[Data excerpts]

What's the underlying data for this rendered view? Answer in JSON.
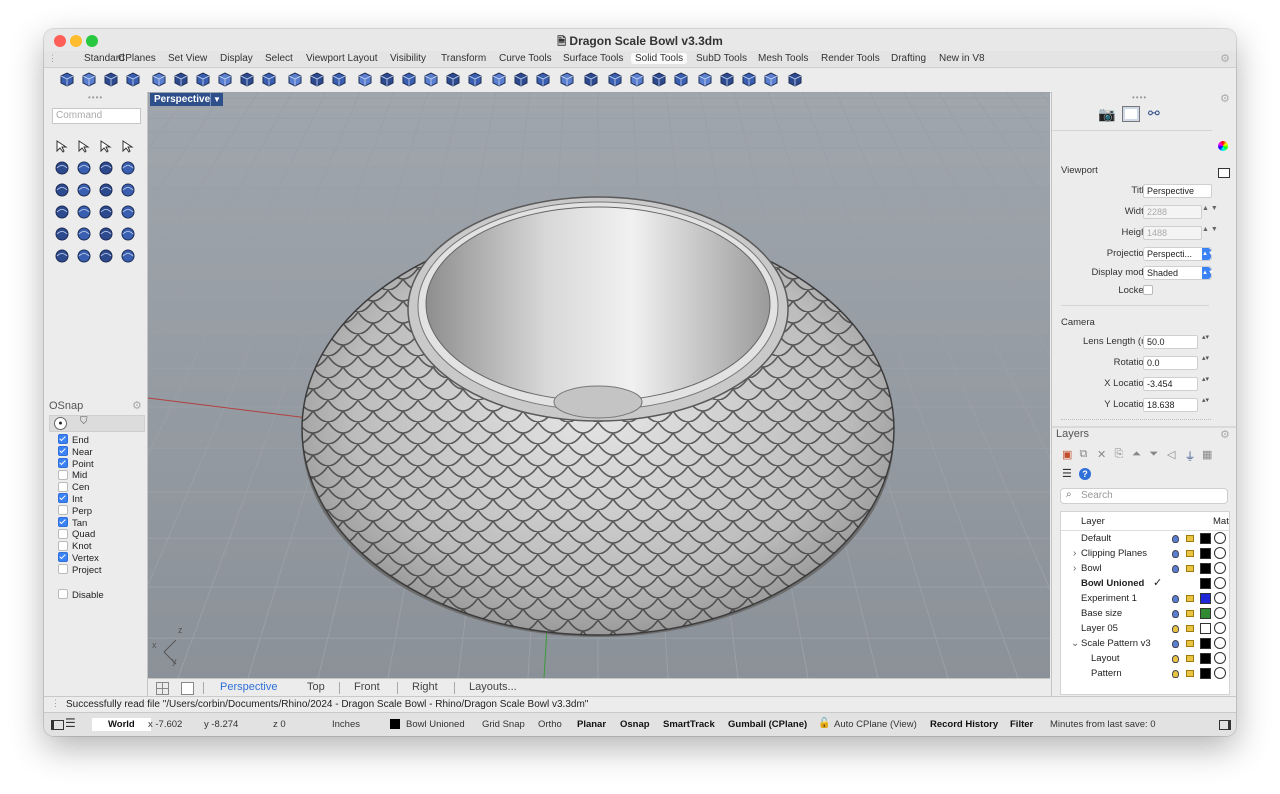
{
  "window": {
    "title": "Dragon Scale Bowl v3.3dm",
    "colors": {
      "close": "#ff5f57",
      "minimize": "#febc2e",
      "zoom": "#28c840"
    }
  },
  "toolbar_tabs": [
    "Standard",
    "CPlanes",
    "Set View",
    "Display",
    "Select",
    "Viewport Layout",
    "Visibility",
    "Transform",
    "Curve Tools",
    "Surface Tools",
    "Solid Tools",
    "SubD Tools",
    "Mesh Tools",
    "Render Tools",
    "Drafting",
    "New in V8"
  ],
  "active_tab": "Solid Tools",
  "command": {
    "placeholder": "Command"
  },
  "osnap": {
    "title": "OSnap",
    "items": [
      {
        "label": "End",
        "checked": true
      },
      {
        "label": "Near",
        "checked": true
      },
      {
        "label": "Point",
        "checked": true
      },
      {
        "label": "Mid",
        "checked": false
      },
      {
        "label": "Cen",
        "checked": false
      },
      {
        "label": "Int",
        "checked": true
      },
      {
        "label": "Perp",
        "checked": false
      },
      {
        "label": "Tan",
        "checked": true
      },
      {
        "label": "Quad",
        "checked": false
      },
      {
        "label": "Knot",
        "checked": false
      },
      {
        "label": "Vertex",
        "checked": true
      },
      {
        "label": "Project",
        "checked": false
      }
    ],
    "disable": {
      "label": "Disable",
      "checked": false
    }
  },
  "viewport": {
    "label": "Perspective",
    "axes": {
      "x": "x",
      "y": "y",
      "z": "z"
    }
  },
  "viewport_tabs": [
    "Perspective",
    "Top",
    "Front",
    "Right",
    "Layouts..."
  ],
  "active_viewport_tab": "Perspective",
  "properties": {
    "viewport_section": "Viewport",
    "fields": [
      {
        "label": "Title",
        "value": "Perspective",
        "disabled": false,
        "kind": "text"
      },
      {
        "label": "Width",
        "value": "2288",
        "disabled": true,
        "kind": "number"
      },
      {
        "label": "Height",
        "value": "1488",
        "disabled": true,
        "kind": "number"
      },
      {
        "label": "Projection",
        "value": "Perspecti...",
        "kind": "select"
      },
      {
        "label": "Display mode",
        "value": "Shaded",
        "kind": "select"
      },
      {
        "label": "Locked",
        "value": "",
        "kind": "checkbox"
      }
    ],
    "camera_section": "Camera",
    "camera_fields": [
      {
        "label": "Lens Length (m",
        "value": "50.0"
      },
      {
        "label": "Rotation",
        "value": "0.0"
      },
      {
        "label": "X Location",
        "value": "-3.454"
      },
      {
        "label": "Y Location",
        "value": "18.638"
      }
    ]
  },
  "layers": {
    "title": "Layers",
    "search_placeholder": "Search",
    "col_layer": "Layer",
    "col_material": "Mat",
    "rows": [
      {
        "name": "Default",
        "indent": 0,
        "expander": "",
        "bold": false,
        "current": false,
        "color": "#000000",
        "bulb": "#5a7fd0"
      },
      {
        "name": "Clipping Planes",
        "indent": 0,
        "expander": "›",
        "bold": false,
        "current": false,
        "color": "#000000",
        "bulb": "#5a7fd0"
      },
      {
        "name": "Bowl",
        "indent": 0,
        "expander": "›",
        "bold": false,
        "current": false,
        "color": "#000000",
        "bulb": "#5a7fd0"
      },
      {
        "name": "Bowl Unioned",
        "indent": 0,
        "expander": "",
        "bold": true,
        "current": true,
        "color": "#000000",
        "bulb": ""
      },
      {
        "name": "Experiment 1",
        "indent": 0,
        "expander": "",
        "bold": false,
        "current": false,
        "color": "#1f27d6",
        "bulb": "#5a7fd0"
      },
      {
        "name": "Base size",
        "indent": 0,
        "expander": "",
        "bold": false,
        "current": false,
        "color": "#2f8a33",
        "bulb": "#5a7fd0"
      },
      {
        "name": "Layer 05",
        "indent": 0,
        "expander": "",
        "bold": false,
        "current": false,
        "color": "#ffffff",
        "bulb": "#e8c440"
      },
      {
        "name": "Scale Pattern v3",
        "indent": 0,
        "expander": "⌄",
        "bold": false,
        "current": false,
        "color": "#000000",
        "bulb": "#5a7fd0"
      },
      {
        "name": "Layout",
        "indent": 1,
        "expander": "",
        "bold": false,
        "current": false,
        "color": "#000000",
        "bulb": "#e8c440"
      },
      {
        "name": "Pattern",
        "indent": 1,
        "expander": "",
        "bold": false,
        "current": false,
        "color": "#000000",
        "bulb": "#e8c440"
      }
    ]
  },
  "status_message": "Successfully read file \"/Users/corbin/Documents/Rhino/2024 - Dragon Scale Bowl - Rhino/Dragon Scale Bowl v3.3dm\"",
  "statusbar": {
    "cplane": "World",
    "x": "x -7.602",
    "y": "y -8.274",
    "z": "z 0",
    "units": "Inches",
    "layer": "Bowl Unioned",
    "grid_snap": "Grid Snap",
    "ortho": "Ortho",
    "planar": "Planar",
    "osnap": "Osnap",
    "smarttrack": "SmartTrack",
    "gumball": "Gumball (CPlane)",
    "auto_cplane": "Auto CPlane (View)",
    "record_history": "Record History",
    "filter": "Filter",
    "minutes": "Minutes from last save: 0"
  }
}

**Goal of the exercise:**
Extract from the material all lines containing the string "Perspective".

**Solution for this problem:**
    "label": "Perspective",
    "Perspective",
  "active_viewport_tab": "Perspective",
        "value": "Perspective",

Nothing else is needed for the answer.